DATA TO USE
======

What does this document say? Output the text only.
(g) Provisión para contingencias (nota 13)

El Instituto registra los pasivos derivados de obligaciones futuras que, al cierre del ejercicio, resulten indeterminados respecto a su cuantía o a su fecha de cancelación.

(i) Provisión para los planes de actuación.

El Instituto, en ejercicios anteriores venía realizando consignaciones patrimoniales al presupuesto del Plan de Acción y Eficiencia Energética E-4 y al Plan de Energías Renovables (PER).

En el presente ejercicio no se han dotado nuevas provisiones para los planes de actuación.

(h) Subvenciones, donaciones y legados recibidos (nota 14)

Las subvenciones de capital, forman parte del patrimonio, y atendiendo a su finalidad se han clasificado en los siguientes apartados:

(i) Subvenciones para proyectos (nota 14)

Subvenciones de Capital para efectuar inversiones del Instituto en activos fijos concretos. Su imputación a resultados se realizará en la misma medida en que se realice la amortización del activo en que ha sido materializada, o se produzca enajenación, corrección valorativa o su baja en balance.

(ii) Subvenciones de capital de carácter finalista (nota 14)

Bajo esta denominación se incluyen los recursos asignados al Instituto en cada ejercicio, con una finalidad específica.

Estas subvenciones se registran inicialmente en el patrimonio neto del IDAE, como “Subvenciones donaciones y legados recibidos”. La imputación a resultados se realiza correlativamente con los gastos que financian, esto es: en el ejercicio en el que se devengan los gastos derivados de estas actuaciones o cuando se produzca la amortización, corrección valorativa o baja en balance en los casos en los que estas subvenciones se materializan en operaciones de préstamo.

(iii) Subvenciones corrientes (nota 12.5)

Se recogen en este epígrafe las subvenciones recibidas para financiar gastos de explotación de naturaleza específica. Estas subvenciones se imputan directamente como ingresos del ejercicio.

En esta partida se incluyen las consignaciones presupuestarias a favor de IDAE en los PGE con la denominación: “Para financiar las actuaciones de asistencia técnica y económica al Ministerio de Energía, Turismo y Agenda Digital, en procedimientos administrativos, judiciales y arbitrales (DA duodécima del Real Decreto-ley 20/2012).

======

How many lines in the records above contain the word "consignaciones"? Reply with the number alone.

FULL OUTPUT
2